Count each line below that has "Молодая" anywhere in it. Answer with the total alone.

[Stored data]

/---

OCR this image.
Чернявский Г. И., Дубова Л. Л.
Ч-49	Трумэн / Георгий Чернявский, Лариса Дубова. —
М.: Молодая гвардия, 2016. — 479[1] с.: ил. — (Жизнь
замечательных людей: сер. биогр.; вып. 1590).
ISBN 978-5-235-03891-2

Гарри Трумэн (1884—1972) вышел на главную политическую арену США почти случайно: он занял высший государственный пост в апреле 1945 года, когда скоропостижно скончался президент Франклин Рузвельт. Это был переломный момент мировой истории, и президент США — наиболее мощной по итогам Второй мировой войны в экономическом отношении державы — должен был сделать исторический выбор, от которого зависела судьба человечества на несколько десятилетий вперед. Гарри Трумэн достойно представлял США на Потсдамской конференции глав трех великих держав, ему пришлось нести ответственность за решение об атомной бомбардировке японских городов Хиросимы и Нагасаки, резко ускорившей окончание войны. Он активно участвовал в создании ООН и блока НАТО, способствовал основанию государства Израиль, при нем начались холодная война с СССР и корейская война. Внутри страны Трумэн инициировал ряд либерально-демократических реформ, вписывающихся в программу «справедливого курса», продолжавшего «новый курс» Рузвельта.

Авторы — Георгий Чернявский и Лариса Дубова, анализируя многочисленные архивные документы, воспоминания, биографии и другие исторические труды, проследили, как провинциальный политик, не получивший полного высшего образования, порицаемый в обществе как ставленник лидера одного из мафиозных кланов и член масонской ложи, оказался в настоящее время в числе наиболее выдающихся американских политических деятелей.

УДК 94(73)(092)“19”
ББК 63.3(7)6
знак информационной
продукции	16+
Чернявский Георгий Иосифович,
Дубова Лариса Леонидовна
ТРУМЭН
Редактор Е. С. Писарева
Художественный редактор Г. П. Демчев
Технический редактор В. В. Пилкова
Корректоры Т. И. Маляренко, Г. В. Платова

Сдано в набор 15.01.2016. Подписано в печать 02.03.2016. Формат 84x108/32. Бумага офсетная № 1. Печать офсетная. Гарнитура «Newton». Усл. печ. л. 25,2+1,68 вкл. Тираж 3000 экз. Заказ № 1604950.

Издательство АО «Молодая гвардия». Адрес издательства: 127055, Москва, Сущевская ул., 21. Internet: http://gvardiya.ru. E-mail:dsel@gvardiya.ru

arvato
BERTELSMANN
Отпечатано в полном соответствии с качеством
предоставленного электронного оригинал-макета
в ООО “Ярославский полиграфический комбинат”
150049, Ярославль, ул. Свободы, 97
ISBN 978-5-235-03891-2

\---

▶ [FINAL ANSWER]
2